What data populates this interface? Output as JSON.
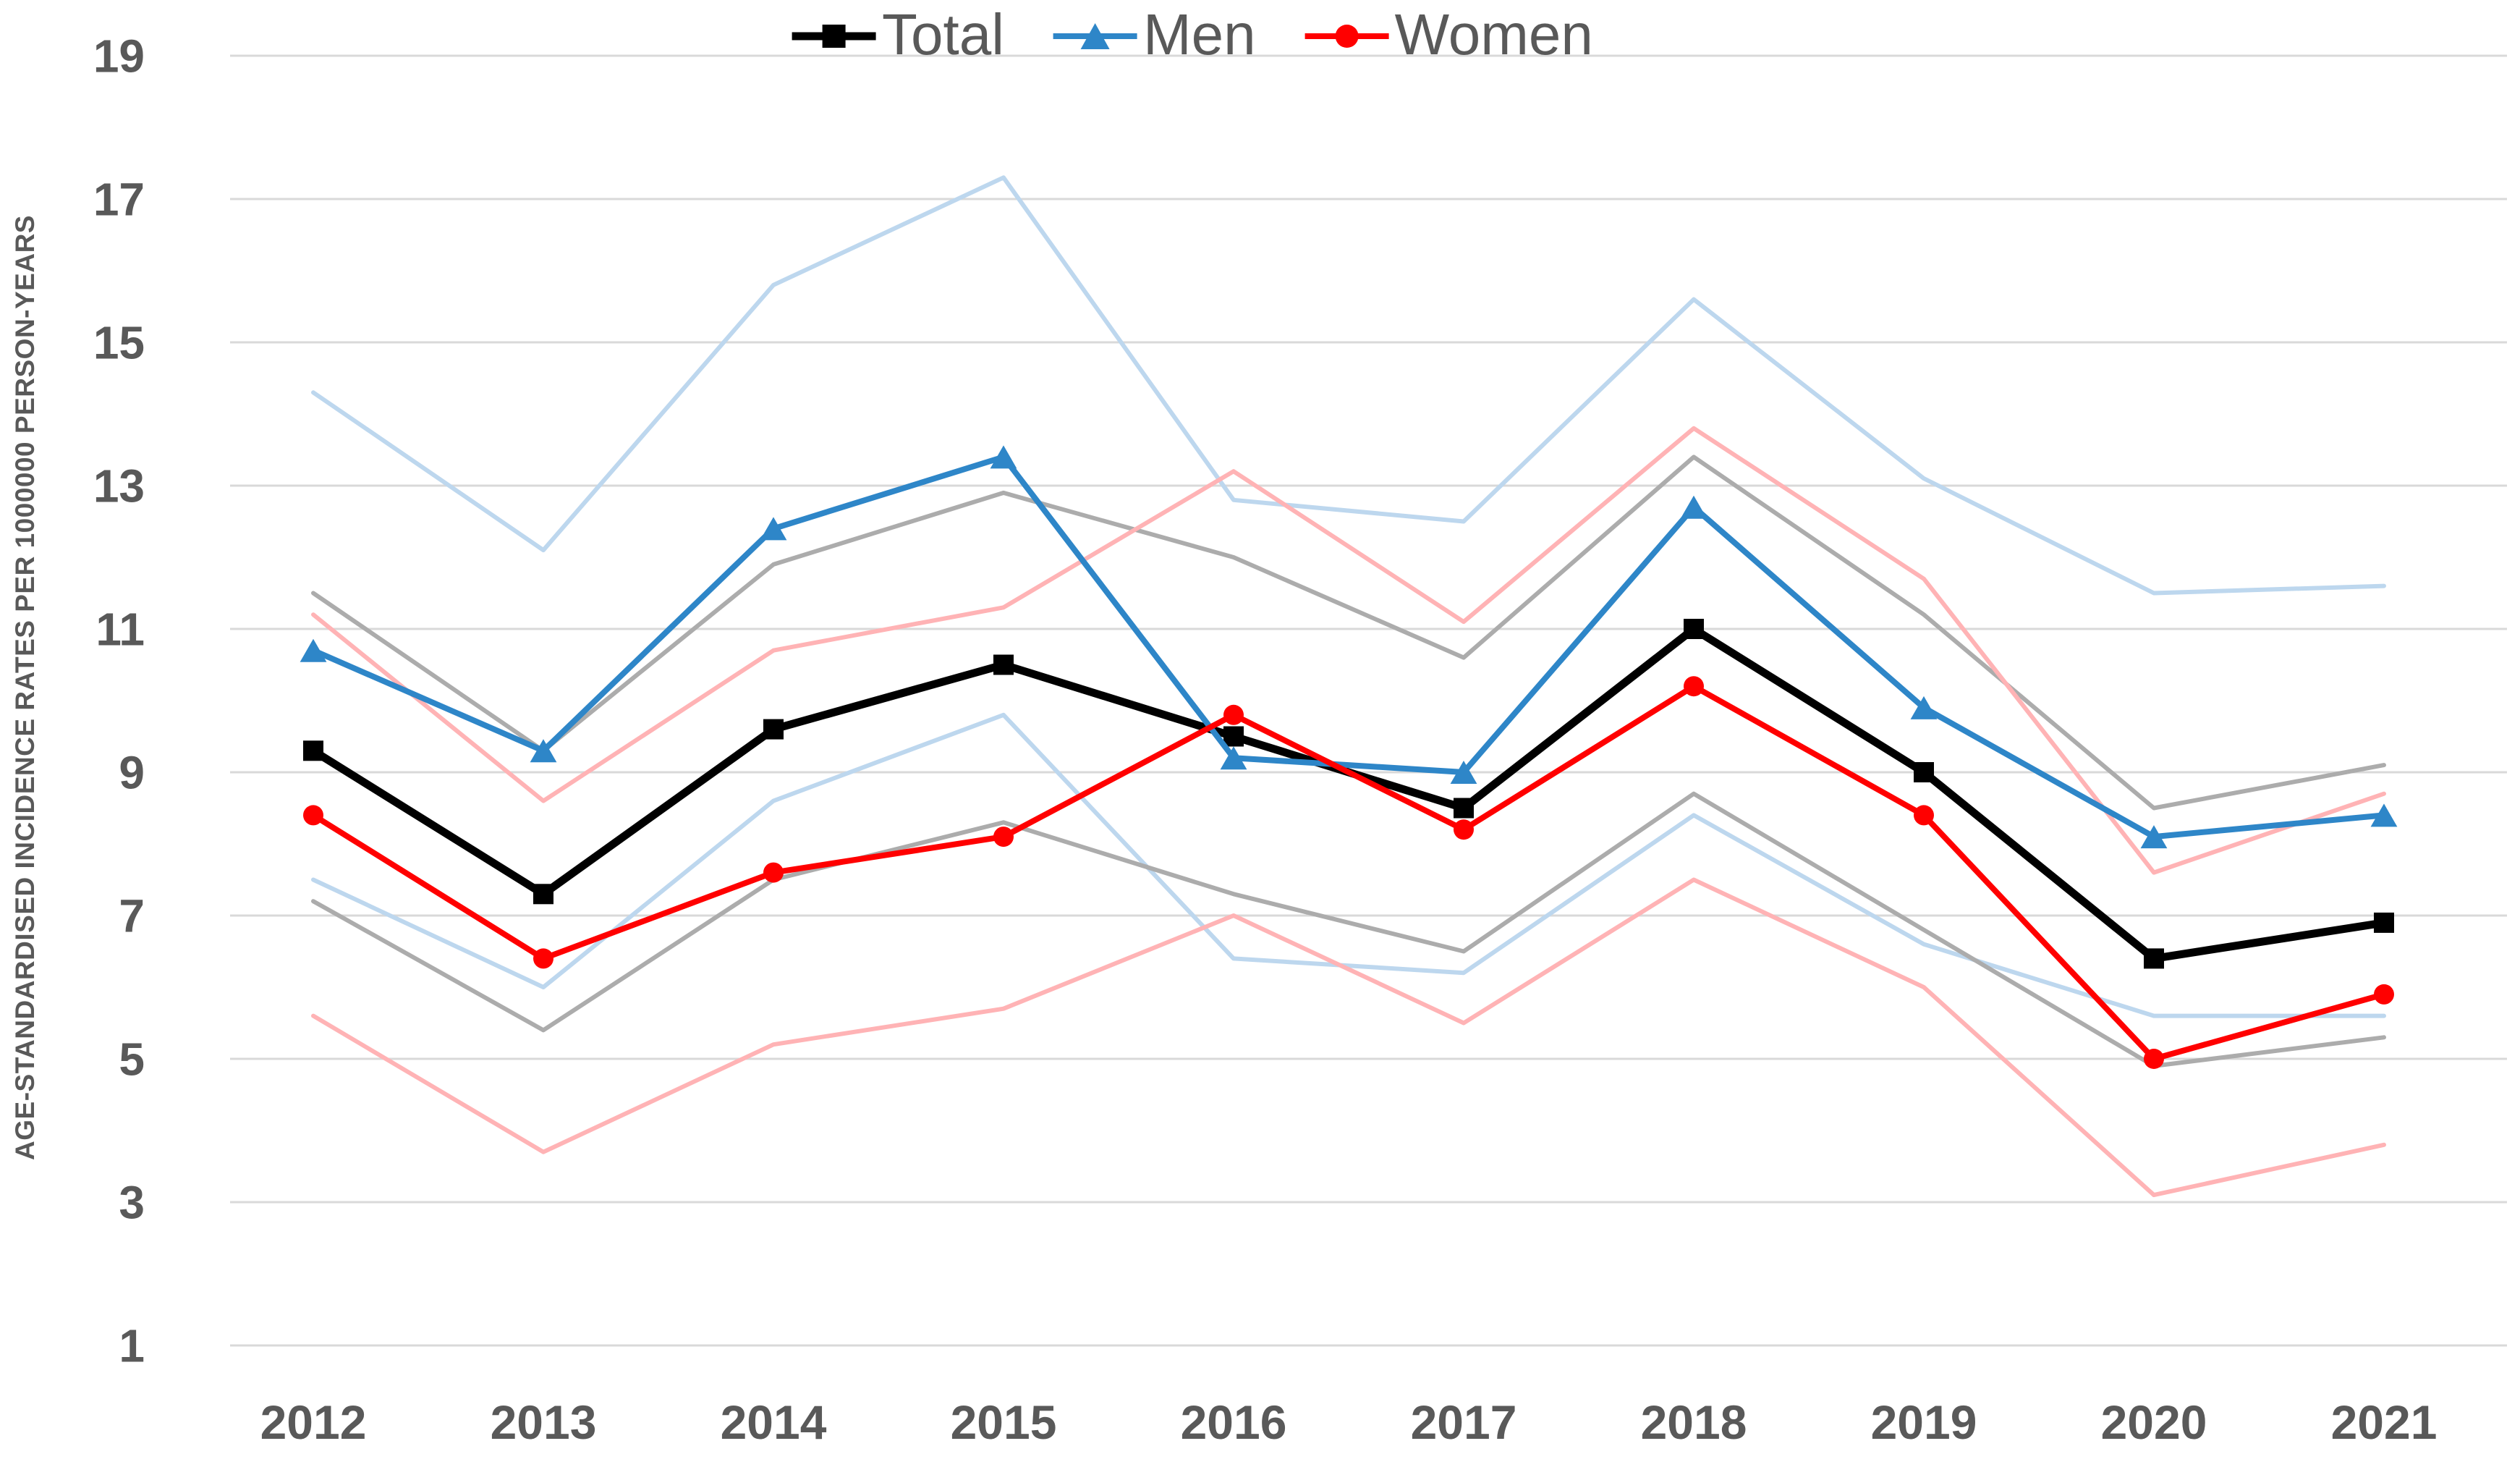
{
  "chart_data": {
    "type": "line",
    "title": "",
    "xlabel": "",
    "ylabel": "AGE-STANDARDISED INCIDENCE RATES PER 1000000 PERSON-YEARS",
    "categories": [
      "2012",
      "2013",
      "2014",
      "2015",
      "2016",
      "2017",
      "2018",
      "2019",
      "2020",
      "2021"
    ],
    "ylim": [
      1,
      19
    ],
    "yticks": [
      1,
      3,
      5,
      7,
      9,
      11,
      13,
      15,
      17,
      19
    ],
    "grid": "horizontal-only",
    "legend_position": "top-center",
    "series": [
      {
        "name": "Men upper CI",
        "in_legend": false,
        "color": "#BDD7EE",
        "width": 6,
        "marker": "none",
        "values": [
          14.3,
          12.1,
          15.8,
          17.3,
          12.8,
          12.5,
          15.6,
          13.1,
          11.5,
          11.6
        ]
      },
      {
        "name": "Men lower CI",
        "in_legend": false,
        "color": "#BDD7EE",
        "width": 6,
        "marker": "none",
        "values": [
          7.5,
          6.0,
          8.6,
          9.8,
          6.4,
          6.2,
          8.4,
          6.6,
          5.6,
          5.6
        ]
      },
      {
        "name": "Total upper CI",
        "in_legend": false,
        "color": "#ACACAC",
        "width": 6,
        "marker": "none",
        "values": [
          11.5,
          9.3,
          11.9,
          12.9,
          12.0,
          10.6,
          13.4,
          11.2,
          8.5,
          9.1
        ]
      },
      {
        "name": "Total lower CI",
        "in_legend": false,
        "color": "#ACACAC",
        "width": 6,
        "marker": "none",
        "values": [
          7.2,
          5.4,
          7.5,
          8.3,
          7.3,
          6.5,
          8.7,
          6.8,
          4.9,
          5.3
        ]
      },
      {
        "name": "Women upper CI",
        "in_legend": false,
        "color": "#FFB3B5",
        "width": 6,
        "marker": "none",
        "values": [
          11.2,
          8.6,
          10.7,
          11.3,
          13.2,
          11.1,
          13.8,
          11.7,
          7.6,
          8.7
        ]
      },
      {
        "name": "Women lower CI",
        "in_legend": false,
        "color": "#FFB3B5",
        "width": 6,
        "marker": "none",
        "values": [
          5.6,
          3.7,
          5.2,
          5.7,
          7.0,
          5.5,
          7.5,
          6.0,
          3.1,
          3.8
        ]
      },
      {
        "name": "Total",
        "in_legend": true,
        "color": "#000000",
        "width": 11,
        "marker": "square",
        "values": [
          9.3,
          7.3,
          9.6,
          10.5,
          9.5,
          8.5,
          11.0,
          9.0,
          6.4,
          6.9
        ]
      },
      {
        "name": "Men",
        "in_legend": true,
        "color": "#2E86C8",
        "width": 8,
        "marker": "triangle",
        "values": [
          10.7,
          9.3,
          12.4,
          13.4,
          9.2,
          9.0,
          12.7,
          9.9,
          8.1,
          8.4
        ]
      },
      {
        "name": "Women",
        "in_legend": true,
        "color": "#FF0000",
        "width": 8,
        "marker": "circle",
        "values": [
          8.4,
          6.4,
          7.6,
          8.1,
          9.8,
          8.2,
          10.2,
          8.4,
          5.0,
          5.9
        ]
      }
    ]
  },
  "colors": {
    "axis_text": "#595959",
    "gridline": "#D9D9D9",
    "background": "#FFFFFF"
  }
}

──────────────────────────────

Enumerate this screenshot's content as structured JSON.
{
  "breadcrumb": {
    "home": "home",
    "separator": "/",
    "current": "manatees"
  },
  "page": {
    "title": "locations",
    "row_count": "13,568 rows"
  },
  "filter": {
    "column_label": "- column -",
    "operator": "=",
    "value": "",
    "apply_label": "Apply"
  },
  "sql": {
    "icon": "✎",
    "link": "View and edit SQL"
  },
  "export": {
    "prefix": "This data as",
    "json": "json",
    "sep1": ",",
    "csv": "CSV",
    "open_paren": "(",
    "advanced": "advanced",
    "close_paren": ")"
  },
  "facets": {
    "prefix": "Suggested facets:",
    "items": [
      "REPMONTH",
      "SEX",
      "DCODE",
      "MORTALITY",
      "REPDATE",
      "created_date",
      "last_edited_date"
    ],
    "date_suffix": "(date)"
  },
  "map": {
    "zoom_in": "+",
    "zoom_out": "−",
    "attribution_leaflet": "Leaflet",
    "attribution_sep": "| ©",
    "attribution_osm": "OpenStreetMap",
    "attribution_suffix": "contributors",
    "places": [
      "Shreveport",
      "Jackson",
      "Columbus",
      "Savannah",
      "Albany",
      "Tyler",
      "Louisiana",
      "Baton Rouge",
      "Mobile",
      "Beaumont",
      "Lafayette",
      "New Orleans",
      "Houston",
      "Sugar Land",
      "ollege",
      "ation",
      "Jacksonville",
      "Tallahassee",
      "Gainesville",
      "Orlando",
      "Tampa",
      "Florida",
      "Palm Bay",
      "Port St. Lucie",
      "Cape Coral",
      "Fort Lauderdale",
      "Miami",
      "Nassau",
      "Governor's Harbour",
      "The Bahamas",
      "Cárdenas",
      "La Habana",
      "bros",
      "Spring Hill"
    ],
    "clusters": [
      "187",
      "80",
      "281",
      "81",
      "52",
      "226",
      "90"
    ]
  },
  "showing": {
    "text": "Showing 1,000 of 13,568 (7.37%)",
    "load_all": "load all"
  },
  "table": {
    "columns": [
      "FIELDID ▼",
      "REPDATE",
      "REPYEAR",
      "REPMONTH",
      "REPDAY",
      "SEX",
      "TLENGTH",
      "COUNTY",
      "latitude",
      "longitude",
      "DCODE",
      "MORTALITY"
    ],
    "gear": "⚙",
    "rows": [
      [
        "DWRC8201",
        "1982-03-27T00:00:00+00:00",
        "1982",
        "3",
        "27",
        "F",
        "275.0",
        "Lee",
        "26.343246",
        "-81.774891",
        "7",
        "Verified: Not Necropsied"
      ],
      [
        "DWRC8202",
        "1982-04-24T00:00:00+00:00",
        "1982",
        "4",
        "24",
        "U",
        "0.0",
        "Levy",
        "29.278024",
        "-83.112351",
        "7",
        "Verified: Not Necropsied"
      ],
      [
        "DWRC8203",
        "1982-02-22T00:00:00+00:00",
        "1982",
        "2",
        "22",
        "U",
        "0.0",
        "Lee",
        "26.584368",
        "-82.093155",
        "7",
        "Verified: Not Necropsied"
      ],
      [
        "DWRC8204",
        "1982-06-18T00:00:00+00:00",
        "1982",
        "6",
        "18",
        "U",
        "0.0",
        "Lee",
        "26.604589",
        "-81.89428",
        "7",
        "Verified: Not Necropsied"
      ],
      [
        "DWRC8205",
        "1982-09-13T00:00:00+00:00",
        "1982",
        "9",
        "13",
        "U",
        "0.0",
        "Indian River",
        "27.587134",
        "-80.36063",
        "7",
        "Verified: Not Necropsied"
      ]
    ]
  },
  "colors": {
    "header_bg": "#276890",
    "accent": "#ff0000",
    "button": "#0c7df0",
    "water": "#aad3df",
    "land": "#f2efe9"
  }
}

──────────────────────────────

GOAL OF THE EXERCISE –
Above are entries; state the number of lines among them that contain "name", and nothing else.

THE RESPONSE –
9